=== Material supplied ===

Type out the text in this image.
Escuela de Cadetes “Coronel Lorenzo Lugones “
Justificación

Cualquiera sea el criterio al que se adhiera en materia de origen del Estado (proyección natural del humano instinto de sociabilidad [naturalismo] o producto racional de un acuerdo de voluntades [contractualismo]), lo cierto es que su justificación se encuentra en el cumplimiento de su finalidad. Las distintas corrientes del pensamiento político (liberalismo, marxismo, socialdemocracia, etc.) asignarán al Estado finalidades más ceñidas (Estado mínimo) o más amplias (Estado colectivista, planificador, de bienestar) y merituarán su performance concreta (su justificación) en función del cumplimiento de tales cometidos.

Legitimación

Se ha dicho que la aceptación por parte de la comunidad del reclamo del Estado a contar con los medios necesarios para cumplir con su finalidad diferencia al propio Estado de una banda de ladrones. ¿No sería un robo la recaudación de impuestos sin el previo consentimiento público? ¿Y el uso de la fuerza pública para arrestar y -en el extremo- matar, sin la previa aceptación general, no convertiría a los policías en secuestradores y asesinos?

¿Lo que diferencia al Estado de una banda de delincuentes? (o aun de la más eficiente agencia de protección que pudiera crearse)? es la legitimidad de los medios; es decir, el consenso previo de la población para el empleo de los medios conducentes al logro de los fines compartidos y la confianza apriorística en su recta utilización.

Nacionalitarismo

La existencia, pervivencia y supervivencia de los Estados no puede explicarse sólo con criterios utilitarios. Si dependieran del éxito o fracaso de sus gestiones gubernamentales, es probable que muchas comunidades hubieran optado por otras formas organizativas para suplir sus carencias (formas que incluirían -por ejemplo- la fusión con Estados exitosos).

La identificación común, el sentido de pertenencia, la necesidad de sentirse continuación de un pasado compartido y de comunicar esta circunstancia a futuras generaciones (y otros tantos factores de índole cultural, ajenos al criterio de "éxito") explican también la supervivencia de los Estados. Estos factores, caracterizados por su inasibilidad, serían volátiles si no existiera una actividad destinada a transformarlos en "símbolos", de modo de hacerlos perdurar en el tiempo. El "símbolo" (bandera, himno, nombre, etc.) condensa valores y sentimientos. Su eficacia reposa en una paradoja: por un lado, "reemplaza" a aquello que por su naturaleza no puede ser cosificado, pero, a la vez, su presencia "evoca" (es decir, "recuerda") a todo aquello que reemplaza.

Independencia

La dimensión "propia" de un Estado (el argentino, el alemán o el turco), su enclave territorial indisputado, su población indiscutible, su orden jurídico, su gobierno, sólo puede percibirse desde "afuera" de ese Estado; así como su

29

===

Exercise description: All of the entries above must be quoted exactly.

The answer:
Type out the text in this image.
Escuela de Cadetes “Coronel Lorenzo Lugones “
Justificación

Cualquiera sea el criterio al que se adhiera en materia de origen del Estado (proyección natural del humano instinto de sociabilidad [naturalismo] o producto racional de un acuerdo de voluntades [contractualismo]), lo cierto es que su justificación se encuentra en el cumplimiento de su finalidad. Las distintas corrientes del pensamiento político (liberalismo, marxismo, socialdemocracia, etc.) asignarán al Estado finalidades más ceñidas (Estado mínimo) o más amplias (Estado colectivista, planificador, de bienestar) y merituarán su performance concreta (su justificación) en función del cumplimiento de tales cometidos.

Legitimación

Se ha dicho que la aceptación por parte de la comunidad del reclamo del Estado a contar con los medios necesarios para cumplir con su finalidad diferencia al propio Estado de una banda de ladrones. ¿No sería un robo la recaudación de impuestos sin el previo consentimiento público? ¿Y el uso de la fuerza pública para arrestar y -en el extremo- matar, sin la previa aceptación general, no convertiría a los policías en secuestradores y asesinos?

¿Lo que diferencia al Estado de una banda de delincuentes? (o aun de la más eficiente agencia de protección que pudiera crearse)? es la legitimidad de los medios; es decir, el consenso previo de la población para el empleo de los medios conducentes al logro de los fines compartidos y la confianza apriorística en su recta utilización.

Nacionalitarismo

La existencia, pervivencia y supervivencia de los Estados no puede explicarse sólo con criterios utilitarios. Si dependieran del éxito o fracaso de sus gestiones gubernamentales, es probable que muchas comunidades hubieran optado por otras formas organizativas para suplir sus carencias (formas que incluirían -por ejemplo- la fusión con Estados exitosos).

La identificación común, el sentido de pertenencia, la necesidad de sentirse continuación de un pasado compartido y de comunicar esta circunstancia a futuras generaciones (y otros tantos factores de índole cultural, ajenos al criterio de "éxito") explican también la supervivencia de los Estados. Estos factores, caracterizados por su inasibilidad, serían volátiles si no existiera una actividad destinada a transformarlos en "símbolos", de modo de hacerlos perdurar en el tiempo. El "símbolo" (bandera, himno, nombre, etc.) condensa valores y sentimientos. Su eficacia reposa en una paradoja: por un lado, "reemplaza" a aquello que por su naturaleza no puede ser cosificado, pero, a la vez, su presencia "evoca" (es decir, "recuerda") a todo aquello que reemplaza.

Independencia

La dimensión "propia" de un Estado (el argentino, el alemán o el turco), su enclave territorial indisputado, su población indiscutible, su orden jurídico, su gobierno, sólo puede percibirse desde "afuera" de ese Estado; así como su

29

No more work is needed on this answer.